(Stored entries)
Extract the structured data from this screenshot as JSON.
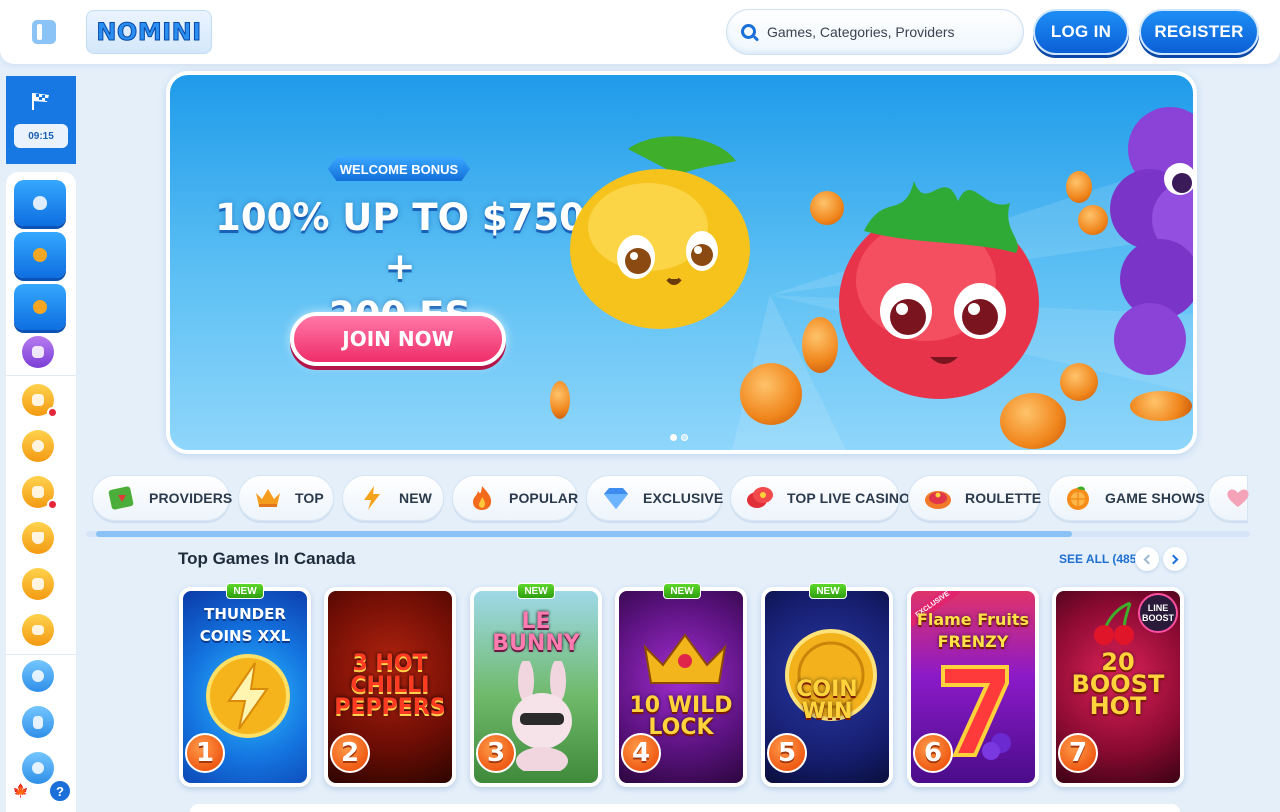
{
  "header": {
    "logo_text": "NOMINI",
    "search_placeholder": "Games, Categories, Providers",
    "login_label": "LOG IN",
    "register_label": "REGISTER"
  },
  "sidebar": {
    "timer": "09:15",
    "items": [
      {
        "icon": "egg-icon",
        "style": "blue-button"
      },
      {
        "icon": "rocket-icon",
        "style": "blue-button"
      },
      {
        "icon": "sports-ball-icon",
        "style": "blue-button"
      },
      {
        "icon": "gift-icon",
        "style": "purple-circle"
      },
      {
        "icon": "dice-icon",
        "style": "orange-circle",
        "alert": true
      },
      {
        "icon": "medal-icon",
        "style": "orange-circle"
      },
      {
        "icon": "cards-icon",
        "style": "orange-circle",
        "alert": true
      },
      {
        "icon": "trophy-icon",
        "style": "orange-circle"
      },
      {
        "icon": "shop-icon",
        "style": "orange-circle"
      },
      {
        "icon": "crown-icon",
        "style": "orange-circle"
      },
      {
        "icon": "cherry-icon",
        "style": "blue-circle"
      },
      {
        "icon": "card-icon",
        "style": "blue-circle"
      },
      {
        "icon": "clover-icon",
        "style": "blue-circle"
      }
    ],
    "language_flag": "🍁",
    "help_label": "?"
  },
  "banner": {
    "tag": "WELCOME BONUS",
    "title_line1": "100% UP TO $750 +",
    "title_line2": "200 FS",
    "cta_label": "JOIN NOW",
    "slide_count": 2,
    "active_slide": 1
  },
  "categories": [
    {
      "label": "PROVIDERS",
      "icon": "book-icon"
    },
    {
      "label": "TOP",
      "icon": "crown-icon"
    },
    {
      "label": "NEW",
      "icon": "lightning-icon"
    },
    {
      "label": "POPULAR",
      "icon": "fire-icon"
    },
    {
      "label": "EXCLUSIVE",
      "icon": "diamond-icon"
    },
    {
      "label": "TOP LIVE CASINO",
      "icon": "chips-icon"
    },
    {
      "label": "ROULETTE",
      "icon": "roulette-icon"
    },
    {
      "label": "GAME SHOWS",
      "icon": "orange-slice-icon"
    },
    {
      "label": "",
      "icon": "heart-icon"
    }
  ],
  "top_games": {
    "title": "Top Games In Canada",
    "see_all": "SEE ALL (485)",
    "new_label": "NEW",
    "games": [
      {
        "rank": "1",
        "title": "THUNDER COINS XXL",
        "is_new": true
      },
      {
        "rank": "2",
        "title": "3 HOT CHILLI PEPPERS",
        "is_new": false
      },
      {
        "rank": "3",
        "title": "LE BUNNY",
        "is_new": true
      },
      {
        "rank": "4",
        "title": "10 WILD LOCK",
        "is_new": true
      },
      {
        "rank": "5",
        "title": "COIN WIN",
        "is_new": true
      },
      {
        "rank": "6",
        "title": "Flame Fruits FRENZY",
        "is_new": false,
        "ribbon": "EXCLUSIVE"
      },
      {
        "rank": "7",
        "title": "20 BOOST HOT",
        "is_new": false,
        "badge": "LINE BOOST"
      }
    ]
  }
}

**What to do**.
All records should be output exactly, with the pictures left out.

**Written response**.
Extract the structured data from this screenshot as JSON.
{
  "header": {
    "logo_text": "NOMINI",
    "search_placeholder": "Games, Categories, Providers",
    "login_label": "LOG IN",
    "register_label": "REGISTER"
  },
  "sidebar": {
    "timer": "09:15",
    "items": [
      {
        "icon": "egg-icon",
        "style": "blue-button"
      },
      {
        "icon": "rocket-icon",
        "style": "blue-button"
      },
      {
        "icon": "sports-ball-icon",
        "style": "blue-button"
      },
      {
        "icon": "gift-icon",
        "style": "purple-circle"
      },
      {
        "icon": "dice-icon",
        "style": "orange-circle",
        "alert": true
      },
      {
        "icon": "medal-icon",
        "style": "orange-circle"
      },
      {
        "icon": "cards-icon",
        "style": "orange-circle",
        "alert": true
      },
      {
        "icon": "trophy-icon",
        "style": "orange-circle"
      },
      {
        "icon": "shop-icon",
        "style": "orange-circle"
      },
      {
        "icon": "crown-icon",
        "style": "orange-circle"
      },
      {
        "icon": "cherry-icon",
        "style": "blue-circle"
      },
      {
        "icon": "card-icon",
        "style": "blue-circle"
      },
      {
        "icon": "clover-icon",
        "style": "blue-circle"
      }
    ],
    "language_flag": "🍁",
    "help_label": "?"
  },
  "banner": {
    "tag": "WELCOME BONUS",
    "title_line1": "100% UP TO $750 +",
    "title_line2": "200 FS",
    "cta_label": "JOIN NOW",
    "slide_count": 2,
    "active_slide": 1
  },
  "categories": [
    {
      "label": "PROVIDERS",
      "icon": "book-icon"
    },
    {
      "label": "TOP",
      "icon": "crown-icon"
    },
    {
      "label": "NEW",
      "icon": "lightning-icon"
    },
    {
      "label": "POPULAR",
      "icon": "fire-icon"
    },
    {
      "label": "EXCLUSIVE",
      "icon": "diamond-icon"
    },
    {
      "label": "TOP LIVE CASINO",
      "icon": "chips-icon"
    },
    {
      "label": "ROULETTE",
      "icon": "roulette-icon"
    },
    {
      "label": "GAME SHOWS",
      "icon": "orange-slice-icon"
    },
    {
      "label": "",
      "icon": "heart-icon"
    }
  ],
  "top_games": {
    "title": "Top Games In Canada",
    "see_all": "SEE ALL (485)",
    "new_label": "NEW",
    "games": [
      {
        "rank": "1",
        "title": "THUNDER COINS XXL",
        "is_new": true
      },
      {
        "rank": "2",
        "title": "3 HOT CHILLI PEPPERS",
        "is_new": false
      },
      {
        "rank": "3",
        "title": "LE BUNNY",
        "is_new": true
      },
      {
        "rank": "4",
        "title": "10 WILD LOCK",
        "is_new": true
      },
      {
        "rank": "5",
        "title": "COIN WIN",
        "is_new": true
      },
      {
        "rank": "6",
        "title": "Flame Fruits FRENZY",
        "is_new": false,
        "ribbon": "EXCLUSIVE"
      },
      {
        "rank": "7",
        "title": "20 BOOST HOT",
        "is_new": false,
        "badge": "LINE BOOST"
      }
    ]
  }
}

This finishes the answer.